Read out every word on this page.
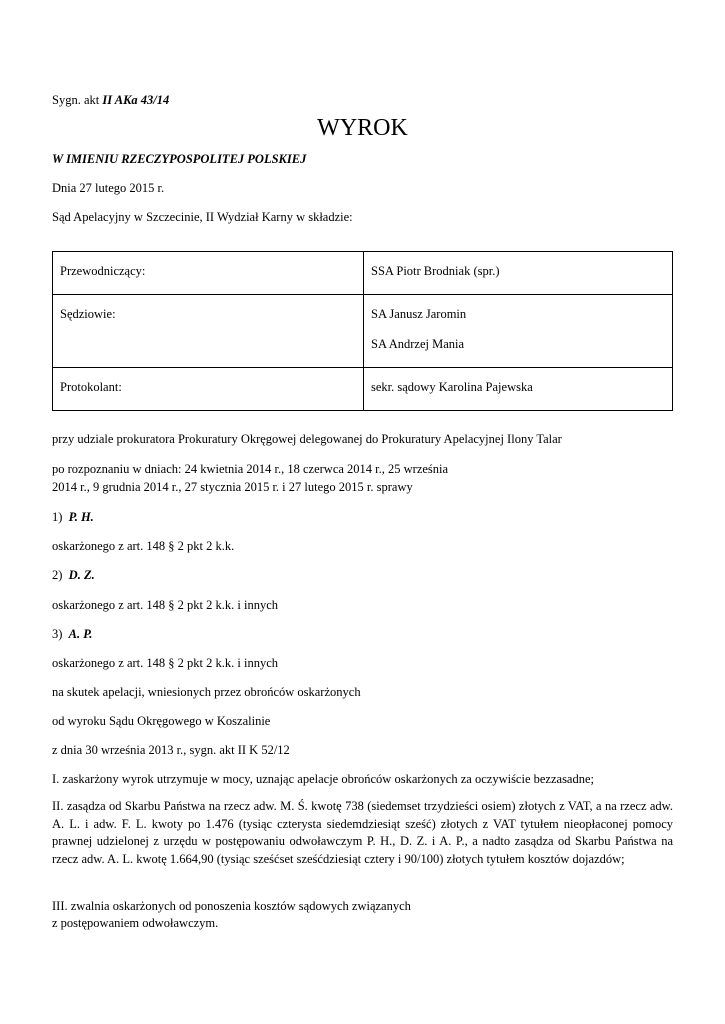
Sygn. akt II AKa 43/14
WYROK
W IMIENIU RZECZYPOSPOLITEJ POLSKIEJ
Dnia 27 lutego 2015 r.
Sąd Apelacyjny w Szczecinie, II Wydział Karny w składzie:
Przewodniczący:	SSA Piotr Brodniak (spr.)
Sędziowie:	SA Janusz Jaromin
SA Andrzej Mania

Protokolant:	sekr. sądowy Karolina Pajewska
przy udziale prokuratora Prokuratury Okręgowej delegowanej do Prokuratury Apelacyjnej Ilony Talar
po rozpoznaniu w dniach: 24 kwietnia 2014 r., 18 czerwca 2014 r., 25 września
2014 r., 9 grudnia 2014 r., 27 stycznia 2015 r. i 27 lutego 2015 r. sprawy
1) P. H.
oskarżonego z art. 148 § 2 pkt 2 k.k.
2) D. Z.
oskarżonego z art. 148 § 2 pkt 2 k.k. i innych
3) A. P.
oskarżonego z art. 148 § 2 pkt 2 k.k. i innych
na skutek apelacji, wniesionych przez obrońców oskarżonych
od wyroku Sądu Okręgowego w Koszalinie
z dnia 30 września 2013 r., sygn. akt II K 52/12
I. zaskarżony wyrok utrzymuje w mocy, uznając apelacje obrońców oskarżonych za oczywiście bezzasadne;
II. zasądza od Skarbu Państwa na rzecz adw. M. Ś. kwotę 738 (siedemset trzydzieści osiem) złotych z VAT, a na rzecz adw. A. L. i adw. F. L. kwoty po 1.476 (tysiąc czterysta siedemdziesiąt sześć) złotych z VAT tytułem nieopłaconej pomocy prawnej udzielonej z urzędu w postępowaniu odwoławczym P. H., D. Z. i A. P., a nadto zasądza od Skarbu Państwa na rzecz adw. A. L. kwotę 1.664,90 (tysiąc sześćset sześćdziesiąt cztery i 90/100) złotych tytułem kosztów dojazdów;
III. zwalnia oskarżonych od ponoszenia kosztów sądowych związanych
z postępowaniem odwoławczym.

§ **Short task**:
Pull out all lines containing the word "lutego" from the entries above.

§ **Reply to the task**:
Dnia 27 lutego 2015 r.
2014 r., 9 grudnia 2014 r., 27 stycznia 2015 r. i 27 lutego 2015 r. sprawy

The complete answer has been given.